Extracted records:

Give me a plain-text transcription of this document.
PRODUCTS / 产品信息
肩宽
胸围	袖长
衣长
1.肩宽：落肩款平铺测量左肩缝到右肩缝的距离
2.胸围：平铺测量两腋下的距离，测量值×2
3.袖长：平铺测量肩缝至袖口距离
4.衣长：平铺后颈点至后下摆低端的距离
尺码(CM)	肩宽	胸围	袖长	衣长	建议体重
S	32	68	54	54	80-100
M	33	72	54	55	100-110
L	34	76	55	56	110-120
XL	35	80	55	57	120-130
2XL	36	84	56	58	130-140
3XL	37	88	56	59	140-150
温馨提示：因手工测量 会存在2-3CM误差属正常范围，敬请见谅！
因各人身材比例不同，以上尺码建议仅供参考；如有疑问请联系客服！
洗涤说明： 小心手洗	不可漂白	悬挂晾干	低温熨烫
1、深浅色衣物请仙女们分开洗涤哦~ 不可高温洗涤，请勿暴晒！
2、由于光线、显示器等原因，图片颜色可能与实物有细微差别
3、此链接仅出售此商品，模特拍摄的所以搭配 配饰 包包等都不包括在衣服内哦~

_Written problem:_ What do the records say? Quote them all exactly.

_The answer:_
Give me a plain-text transcription of this document.
PRODUCTS / 产品信息
肩宽
胸围	袖长
衣长
1.肩宽：落肩款平铺测量左肩缝到右肩缝的距离
2.胸围：平铺测量两腋下的距离，测量值×2
3.袖长：平铺测量肩缝至袖口距离
4.衣长：平铺后颈点至后下摆低端的距离
尺码(CM)	肩宽	胸围	袖长	衣长	建议体重
S	32	68	54	54	80-100
M	33	72	54	55	100-110
L	34	76	55	56	110-120
XL	35	80	55	57	120-130
2XL	36	84	56	58	130-140
3XL	37	88	56	59	140-150
温馨提示：因手工测量 会存在2-3CM误差属正常范围，敬请见谅！
因各人身材比例不同，以上尺码建议仅供参考；如有疑问请联系客服！
洗涤说明： 小心手洗	不可漂白	悬挂晾干	低温熨烫
1、深浅色衣物请仙女们分开洗涤哦~ 不可高温洗涤，请勿暴晒！
2、由于光线、显示器等原因，图片颜色可能与实物有细微差别
3、此链接仅出售此商品，模特拍摄的所以搭配 配饰 包包等都不包括在衣服内哦~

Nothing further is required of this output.